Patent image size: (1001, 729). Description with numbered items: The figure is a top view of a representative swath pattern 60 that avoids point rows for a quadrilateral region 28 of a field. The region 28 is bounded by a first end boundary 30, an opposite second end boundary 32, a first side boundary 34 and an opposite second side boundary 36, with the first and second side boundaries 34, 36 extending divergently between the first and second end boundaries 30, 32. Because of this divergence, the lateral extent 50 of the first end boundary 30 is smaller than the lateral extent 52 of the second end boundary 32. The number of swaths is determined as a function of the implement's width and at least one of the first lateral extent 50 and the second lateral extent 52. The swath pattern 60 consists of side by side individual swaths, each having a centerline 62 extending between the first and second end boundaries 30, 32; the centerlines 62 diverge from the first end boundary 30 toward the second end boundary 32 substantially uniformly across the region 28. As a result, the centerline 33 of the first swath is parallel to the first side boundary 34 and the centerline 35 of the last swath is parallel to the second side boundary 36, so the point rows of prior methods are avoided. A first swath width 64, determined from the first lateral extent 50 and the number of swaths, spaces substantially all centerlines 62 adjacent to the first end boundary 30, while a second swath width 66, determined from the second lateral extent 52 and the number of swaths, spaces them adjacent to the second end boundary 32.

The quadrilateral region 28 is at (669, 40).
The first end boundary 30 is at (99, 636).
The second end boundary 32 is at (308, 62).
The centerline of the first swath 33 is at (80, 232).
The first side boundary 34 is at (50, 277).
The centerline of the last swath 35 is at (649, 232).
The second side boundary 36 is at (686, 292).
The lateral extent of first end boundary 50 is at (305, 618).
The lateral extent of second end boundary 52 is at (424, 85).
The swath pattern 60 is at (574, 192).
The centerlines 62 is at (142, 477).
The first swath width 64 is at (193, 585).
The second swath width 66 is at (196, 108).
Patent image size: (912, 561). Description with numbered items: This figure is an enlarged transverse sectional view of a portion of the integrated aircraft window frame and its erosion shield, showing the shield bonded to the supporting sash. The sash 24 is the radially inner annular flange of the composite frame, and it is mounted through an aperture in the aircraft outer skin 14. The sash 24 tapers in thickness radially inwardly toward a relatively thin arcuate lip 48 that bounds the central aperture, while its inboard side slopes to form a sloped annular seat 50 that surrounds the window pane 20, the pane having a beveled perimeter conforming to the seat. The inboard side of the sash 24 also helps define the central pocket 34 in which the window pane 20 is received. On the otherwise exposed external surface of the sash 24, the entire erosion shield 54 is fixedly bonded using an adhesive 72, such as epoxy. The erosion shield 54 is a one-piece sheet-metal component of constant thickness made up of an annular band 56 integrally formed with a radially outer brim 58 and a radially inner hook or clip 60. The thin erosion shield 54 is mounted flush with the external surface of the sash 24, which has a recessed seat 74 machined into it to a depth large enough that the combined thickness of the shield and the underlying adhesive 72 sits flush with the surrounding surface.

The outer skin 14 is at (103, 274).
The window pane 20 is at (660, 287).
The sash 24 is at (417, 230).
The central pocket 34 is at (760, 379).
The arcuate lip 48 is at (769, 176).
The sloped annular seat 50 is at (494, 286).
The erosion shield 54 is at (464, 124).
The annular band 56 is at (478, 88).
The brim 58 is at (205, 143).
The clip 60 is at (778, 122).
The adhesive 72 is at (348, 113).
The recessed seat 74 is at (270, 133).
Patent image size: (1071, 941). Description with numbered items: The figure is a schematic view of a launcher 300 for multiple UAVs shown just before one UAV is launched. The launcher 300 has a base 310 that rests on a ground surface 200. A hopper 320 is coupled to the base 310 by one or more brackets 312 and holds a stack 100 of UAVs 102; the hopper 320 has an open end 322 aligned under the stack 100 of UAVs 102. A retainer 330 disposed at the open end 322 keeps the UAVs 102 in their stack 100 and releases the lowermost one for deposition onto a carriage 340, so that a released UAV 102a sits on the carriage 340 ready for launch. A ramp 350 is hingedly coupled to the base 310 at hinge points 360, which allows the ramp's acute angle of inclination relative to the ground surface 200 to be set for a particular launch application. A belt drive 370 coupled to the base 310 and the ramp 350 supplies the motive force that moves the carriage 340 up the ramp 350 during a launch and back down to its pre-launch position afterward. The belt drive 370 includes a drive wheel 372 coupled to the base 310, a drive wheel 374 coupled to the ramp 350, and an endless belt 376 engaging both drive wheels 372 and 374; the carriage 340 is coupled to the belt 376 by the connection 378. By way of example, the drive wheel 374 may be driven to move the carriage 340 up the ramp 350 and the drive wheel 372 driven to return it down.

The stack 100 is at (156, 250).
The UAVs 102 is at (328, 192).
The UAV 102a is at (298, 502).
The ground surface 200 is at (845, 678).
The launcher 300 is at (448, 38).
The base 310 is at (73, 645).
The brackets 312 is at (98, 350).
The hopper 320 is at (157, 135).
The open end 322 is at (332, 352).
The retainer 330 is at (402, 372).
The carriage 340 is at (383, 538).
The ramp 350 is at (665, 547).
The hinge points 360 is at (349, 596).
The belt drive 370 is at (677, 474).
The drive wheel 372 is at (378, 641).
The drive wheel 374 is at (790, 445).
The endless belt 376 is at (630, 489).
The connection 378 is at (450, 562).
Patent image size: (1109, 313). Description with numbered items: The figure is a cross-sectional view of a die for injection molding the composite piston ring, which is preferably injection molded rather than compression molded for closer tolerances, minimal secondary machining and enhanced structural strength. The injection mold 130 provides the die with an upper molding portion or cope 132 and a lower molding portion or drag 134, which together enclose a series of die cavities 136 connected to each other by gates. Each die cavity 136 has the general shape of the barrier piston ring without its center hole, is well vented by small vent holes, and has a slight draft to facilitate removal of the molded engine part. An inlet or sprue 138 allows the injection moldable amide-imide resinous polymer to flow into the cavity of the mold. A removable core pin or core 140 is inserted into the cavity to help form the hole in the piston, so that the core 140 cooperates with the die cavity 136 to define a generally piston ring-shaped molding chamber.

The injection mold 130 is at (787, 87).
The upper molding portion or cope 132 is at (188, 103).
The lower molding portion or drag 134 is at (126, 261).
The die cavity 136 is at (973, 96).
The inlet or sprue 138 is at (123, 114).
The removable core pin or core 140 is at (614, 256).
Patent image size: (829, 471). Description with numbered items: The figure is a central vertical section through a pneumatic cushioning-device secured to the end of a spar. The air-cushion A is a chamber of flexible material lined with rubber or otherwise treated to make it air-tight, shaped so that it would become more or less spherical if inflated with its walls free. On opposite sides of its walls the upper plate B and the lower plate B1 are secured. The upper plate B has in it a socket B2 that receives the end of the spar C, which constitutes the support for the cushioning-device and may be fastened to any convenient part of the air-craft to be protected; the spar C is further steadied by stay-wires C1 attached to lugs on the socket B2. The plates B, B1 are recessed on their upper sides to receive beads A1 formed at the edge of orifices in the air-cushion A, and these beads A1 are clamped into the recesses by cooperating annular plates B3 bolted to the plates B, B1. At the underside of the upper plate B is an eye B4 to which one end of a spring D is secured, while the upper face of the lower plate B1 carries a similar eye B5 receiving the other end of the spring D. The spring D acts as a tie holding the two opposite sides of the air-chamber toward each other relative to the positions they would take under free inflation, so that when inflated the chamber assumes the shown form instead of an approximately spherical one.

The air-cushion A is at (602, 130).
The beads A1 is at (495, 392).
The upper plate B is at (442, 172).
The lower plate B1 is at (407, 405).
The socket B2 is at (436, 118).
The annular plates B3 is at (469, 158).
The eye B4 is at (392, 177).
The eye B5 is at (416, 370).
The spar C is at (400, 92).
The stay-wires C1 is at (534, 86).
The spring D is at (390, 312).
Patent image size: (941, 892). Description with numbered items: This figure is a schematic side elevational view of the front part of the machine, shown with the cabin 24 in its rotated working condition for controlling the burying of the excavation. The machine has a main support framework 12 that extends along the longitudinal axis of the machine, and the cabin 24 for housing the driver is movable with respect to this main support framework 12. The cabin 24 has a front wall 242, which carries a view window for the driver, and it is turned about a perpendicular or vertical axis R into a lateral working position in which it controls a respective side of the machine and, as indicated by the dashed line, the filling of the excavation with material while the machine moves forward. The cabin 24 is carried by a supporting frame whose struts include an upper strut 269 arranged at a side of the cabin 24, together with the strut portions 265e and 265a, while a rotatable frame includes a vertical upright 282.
● ● ● ●
Exercise objective >> Print the lines above again word for word, beginning with the line that contains "Patent image size: (829, 471)." and stopping after the line that contains "The spring D is at (390, 312).".

Expected output >>
Patent image size: (829, 471). Description with numbered items: The figure is a central vertical section through a pneumatic cushioning-device secured to the end of a spar. The air-cushion A is a chamber of flexible material lined with rubber or otherwise treated to make it air-tight, shaped so that it would become more or less spherical if inflated with its walls free. On opposite sides of its walls the upper plate B and the lower plate B1 are secured. The upper plate B has in it a socket B2 that receives the end of the spar C, which constitutes the support for the cushioning-device and may be fastened to any convenient part of the air-craft to be protected; the spar C is further steadied by stay-wires C1 attached to lugs on the socket B2. The plates B, B1 are recessed on their upper sides to receive beads A1 formed at the edge of orifices in the air-cushion A, and these beads A1 are clamped into the recesses by cooperating annular plates B3 bolted to the plates B, B1. At the underside of the upper plate B is an eye B4 to which one end of a spring D is secured, while the upper face of the lower plate B1 carries a similar eye B5 receiving the other end of the spring D. The spring D acts as a tie holding the two opposite sides of the air-chamber toward each other relative to the positions they would take under free inflation, so that when inflated the chamber assumes the shown form instead of an approximately spherical one.

The air-cushion A is at (602, 130).
The beads A1 is at (495, 392).
The upper plate B is at (442, 172).
The lower plate B1 is at (407, 405).
The socket B2 is at (436, 118).
The annular plates B3 is at (469, 158).
The eye B4 is at (392, 177).
The eye B5 is at (416, 370).
The spar C is at (400, 92).
The stay-wires C1 is at (534, 86).
The spring D is at (390, 312).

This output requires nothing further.